GIVEN INSTRUCTION: Copy each line that holds "Manager".

INPUT:
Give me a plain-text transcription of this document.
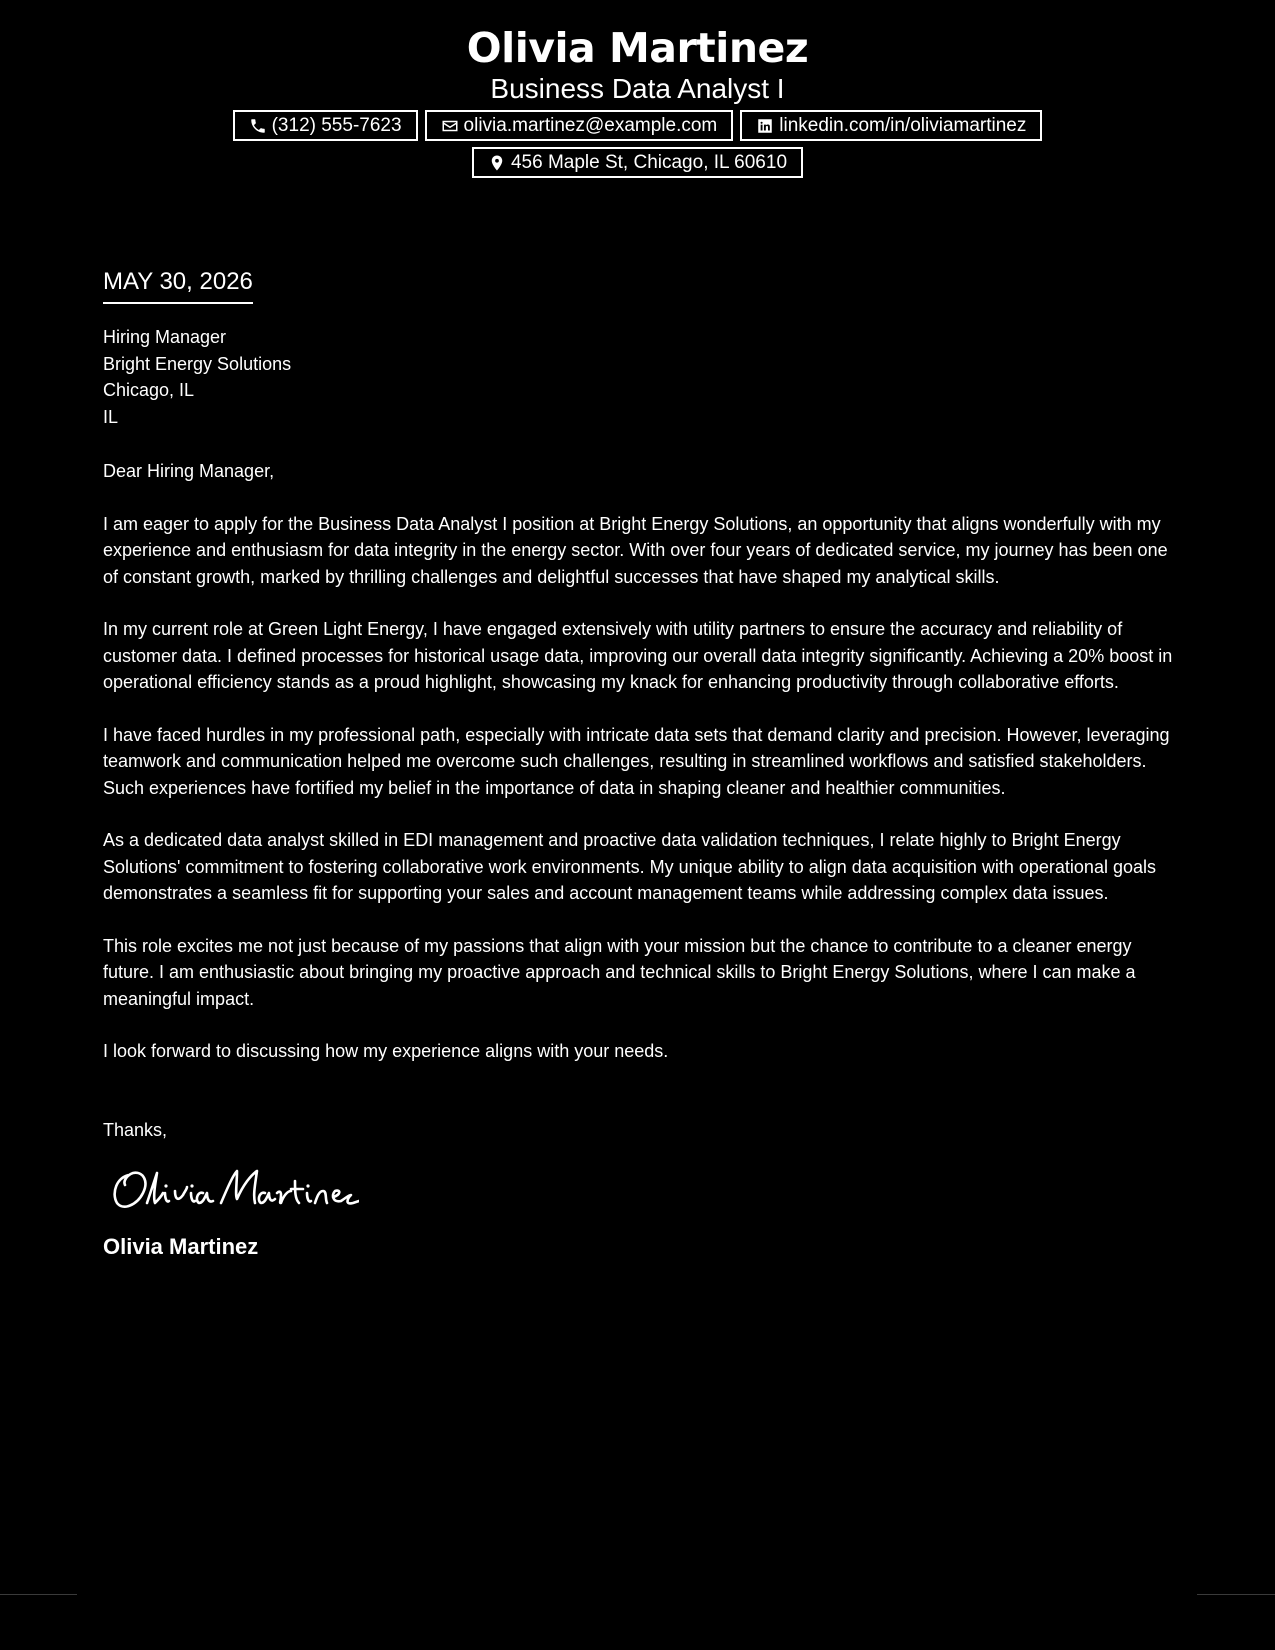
Olivia Martinez
Business Data Analyst I
(312) 555-7623	olivia.martinez@example.com	linkedin.com/in/oliviamartinez
456 Maple St, Chicago, IL 60610
MAY 30, 2026
Hiring Manager
Bright Energy Solutions
Chicago, IL
IL
Dear Hiring Manager,
I am eager to apply for the Business Data Analyst I position at Bright Energy Solutions, an opportunity that aligns wonderfully with my experience and enthusiasm for data integrity in the energy sector. With over four years of dedicated service, my journey has been one of constant growth, marked by thrilling challenges and delightful successes that have shaped my analytical skills.
In my current role at Green Light Energy, I have engaged extensively with utility partners to ensure the accuracy and reliability of customer data. I defined processes for historical usage data, improving our overall data integrity significantly. Achieving a 20% boost in operational efficiency stands as a proud highlight, showcasing my knack for enhancing productivity through collaborative efforts.
I have faced hurdles in my professional path, especially with intricate data sets that demand clarity and precision. However, leveraging teamwork and communication helped me overcome such challenges, resulting in streamlined workflows and satisfied stakeholders. Such experiences have fortified my belief in the importance of data in shaping cleaner and healthier communities.
As a dedicated data analyst skilled in EDI management and proactive data validation techniques, I relate highly to Bright Energy Solutions' commitment to fostering collaborative work environments. My unique ability to align data acquisition with operational goals demonstrates a seamless fit for supporting your sales and account management teams while addressing complex data issues.
This role excites me not just because of my passions that align with your mission but the chance to contribute to a cleaner energy future. I am enthusiastic about bringing my proactive approach and technical skills to Bright Energy Solutions, where I can make a meaningful impact.
I look forward to discussing how my experience aligns with your needs.
Thanks,
Olivia Martinez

WRITTEN REPLY:
Hiring Manager
Dear Hiring Manager,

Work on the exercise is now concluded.